▸ Exercise description
Extract the lines that carry the string "Reply" from the listing.
--- Start of Extracted information ---
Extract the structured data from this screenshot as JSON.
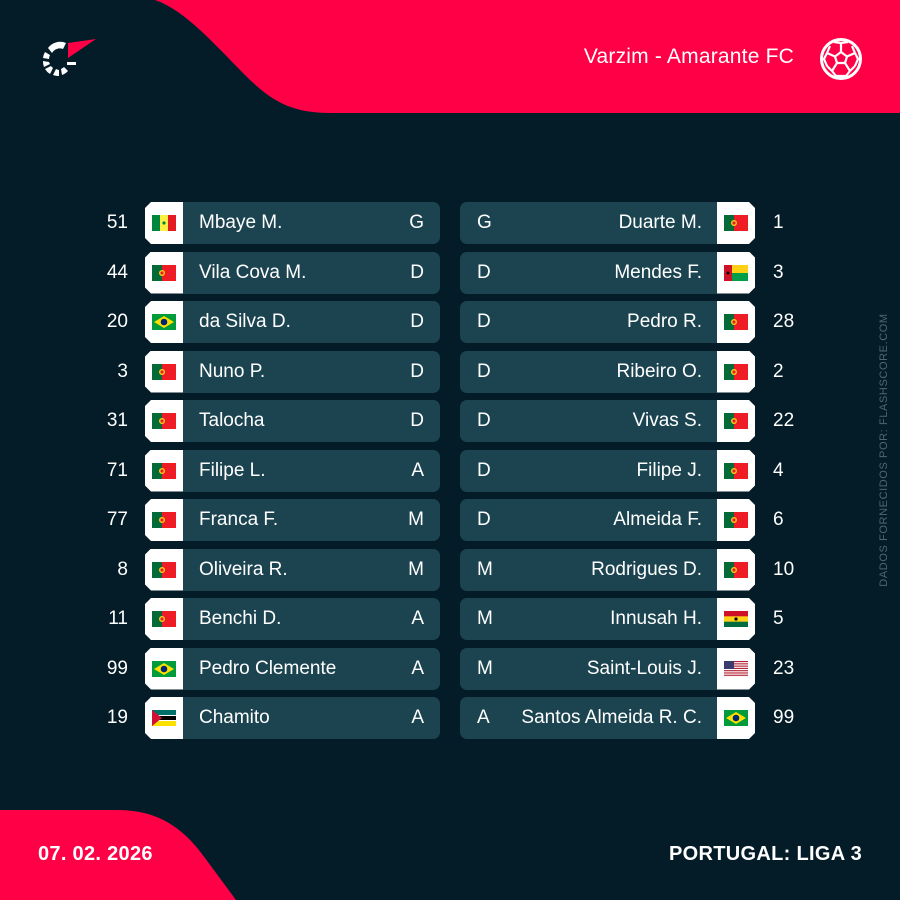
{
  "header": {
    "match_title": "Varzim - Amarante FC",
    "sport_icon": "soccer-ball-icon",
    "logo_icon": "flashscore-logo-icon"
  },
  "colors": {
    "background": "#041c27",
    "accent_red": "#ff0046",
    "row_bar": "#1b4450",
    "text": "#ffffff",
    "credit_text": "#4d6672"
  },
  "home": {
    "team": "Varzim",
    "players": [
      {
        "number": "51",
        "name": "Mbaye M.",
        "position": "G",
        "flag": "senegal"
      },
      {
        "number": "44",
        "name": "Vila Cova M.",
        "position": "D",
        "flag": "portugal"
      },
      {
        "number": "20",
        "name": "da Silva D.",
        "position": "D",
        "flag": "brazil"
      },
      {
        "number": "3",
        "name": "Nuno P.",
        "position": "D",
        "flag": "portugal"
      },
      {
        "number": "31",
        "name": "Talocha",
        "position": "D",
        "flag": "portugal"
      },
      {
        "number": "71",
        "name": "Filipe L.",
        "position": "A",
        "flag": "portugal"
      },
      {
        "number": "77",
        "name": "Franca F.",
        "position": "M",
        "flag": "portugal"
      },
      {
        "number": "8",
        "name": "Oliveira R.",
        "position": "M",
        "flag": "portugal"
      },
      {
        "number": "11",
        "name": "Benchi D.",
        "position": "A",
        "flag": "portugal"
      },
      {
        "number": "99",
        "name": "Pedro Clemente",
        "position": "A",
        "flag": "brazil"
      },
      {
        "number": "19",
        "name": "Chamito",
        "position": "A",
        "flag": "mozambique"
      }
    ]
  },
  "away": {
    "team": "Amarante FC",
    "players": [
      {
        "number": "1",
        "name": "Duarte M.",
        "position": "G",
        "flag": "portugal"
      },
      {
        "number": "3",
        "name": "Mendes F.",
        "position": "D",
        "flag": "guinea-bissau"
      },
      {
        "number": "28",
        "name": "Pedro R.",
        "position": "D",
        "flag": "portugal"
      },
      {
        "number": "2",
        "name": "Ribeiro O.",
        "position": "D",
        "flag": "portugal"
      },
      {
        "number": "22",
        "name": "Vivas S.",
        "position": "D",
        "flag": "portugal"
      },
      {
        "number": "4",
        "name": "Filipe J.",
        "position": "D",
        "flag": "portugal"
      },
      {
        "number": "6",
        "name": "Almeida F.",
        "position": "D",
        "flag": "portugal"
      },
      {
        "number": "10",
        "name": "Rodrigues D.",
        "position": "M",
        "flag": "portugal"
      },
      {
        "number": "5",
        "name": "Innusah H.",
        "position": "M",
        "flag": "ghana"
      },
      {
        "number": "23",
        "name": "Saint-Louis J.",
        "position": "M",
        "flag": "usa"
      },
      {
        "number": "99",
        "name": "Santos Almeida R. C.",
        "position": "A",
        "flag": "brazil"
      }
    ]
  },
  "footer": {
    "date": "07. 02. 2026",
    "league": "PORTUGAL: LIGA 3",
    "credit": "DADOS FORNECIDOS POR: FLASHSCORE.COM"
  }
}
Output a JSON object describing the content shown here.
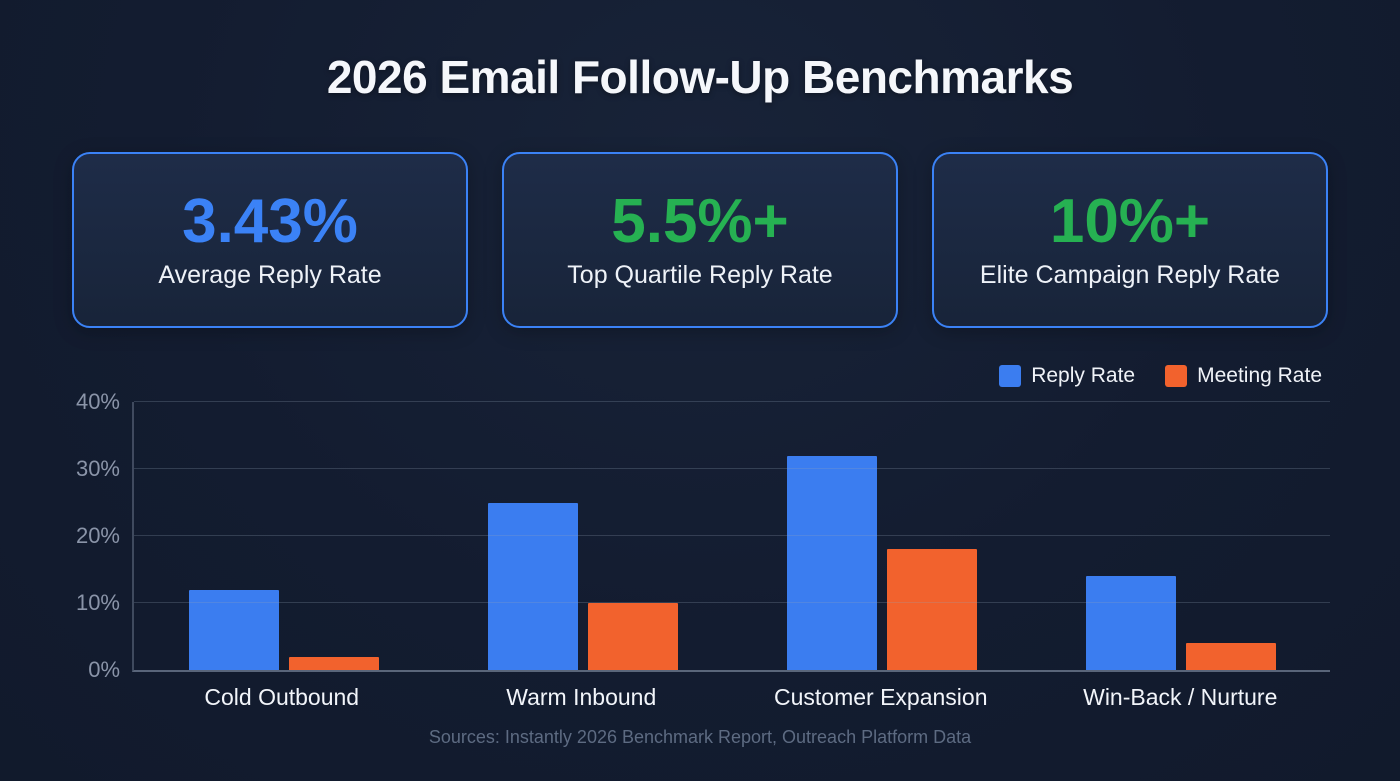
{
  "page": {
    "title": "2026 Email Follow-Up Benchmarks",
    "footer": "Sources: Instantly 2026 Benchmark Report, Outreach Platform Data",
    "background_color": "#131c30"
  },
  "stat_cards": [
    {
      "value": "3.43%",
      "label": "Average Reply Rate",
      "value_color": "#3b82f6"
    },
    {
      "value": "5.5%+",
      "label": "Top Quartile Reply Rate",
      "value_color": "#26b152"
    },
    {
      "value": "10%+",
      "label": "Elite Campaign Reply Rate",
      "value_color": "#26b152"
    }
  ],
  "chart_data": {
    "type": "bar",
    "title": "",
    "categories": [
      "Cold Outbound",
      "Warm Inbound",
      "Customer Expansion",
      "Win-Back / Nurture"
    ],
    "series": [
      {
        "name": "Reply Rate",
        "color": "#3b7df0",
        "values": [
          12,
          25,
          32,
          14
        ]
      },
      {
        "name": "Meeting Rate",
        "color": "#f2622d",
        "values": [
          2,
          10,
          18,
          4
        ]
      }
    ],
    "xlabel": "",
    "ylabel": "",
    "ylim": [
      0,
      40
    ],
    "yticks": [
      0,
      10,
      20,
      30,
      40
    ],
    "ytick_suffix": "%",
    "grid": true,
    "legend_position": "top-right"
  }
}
--- End of Extracted information ---
▸ Task response
      "label": "Average Reply Rate",
      "label": "Top Quartile Reply Rate",
      "label": "Elite Campaign Reply Rate",
        "name": "Reply Rate",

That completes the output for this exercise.